_EXERCISE INSTRUCTIONS_: Leave out the pictures and return every entry exactly as it appears.

********

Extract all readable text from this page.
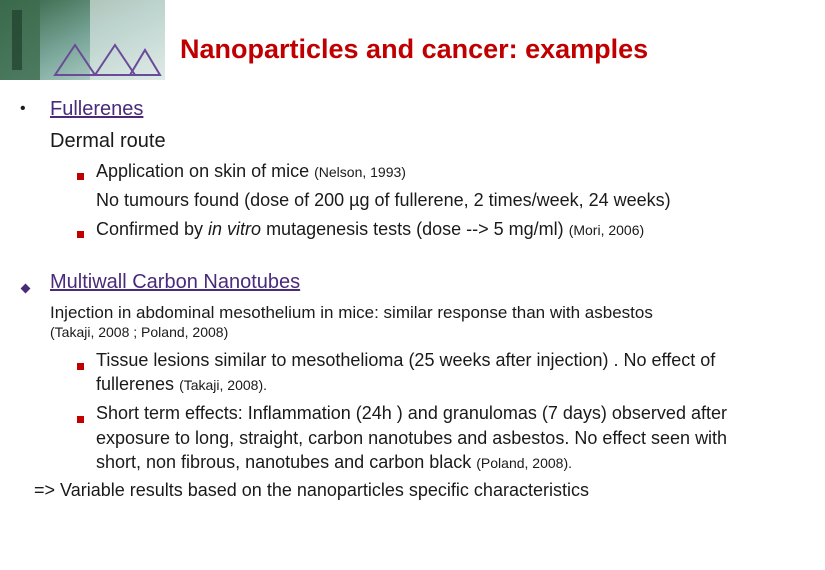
Nanoparticles and cancer: examples
• Fullerenes
Dermal route
Application on skin of mice (Nelson, 1993)
No tumours found (dose of 200 µg of fullerene, 2 times/week, 24 weeks)
Confirmed by in vitro mutagenesis tests (dose --> 5 mg/ml) (Mori, 2006)
Multiwall Carbon Nanotubes
Injection in abdominal mesothelium in mice: similar response than with asbestos
(Takaji, 2008 ; Poland, 2008)
Tissue lesions similar to mesothelioma (25 weeks after injection) . No effect of
fullerenes (Takaji, 2008).
Short term effects: Inflammation (24h ) and granulomas (7 days) observed after
exposure to long, straight, carbon nanotubes and asbestos. No effect seen with
short, non fibrous, nanotubes and carbon black (Poland, 2008).
=> Variable results based on the nanoparticles specific characteristics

********

_WRITTEN SOLUTION_:
Extract all readable text from this page.
Nanoparticles and cancer: examples
• Fullerenes
Dermal route
Application on skin of mice (Nelson, 1993)
No tumours found (dose of 200 µg of fullerene, 2 times/week, 24 weeks)
Confirmed by in vitro mutagenesis tests (dose --> 5 mg/ml) (Mori, 2006)
Multiwall Carbon Nanotubes
Injection in abdominal mesothelium in mice: similar response than with asbestos
(Takaji, 2008 ; Poland, 2008)
Tissue lesions similar to mesothelioma (25 weeks after injection) . No effect of
fullerenes (Takaji, 2008).
Short term effects: Inflammation (24h ) and granulomas (7 days) observed after
exposure to long, straight, carbon nanotubes and asbestos. No effect seen with
short, non fibrous, nanotubes and carbon black (Poland, 2008).
=> Variable results based on the nanoparticles specific characteristics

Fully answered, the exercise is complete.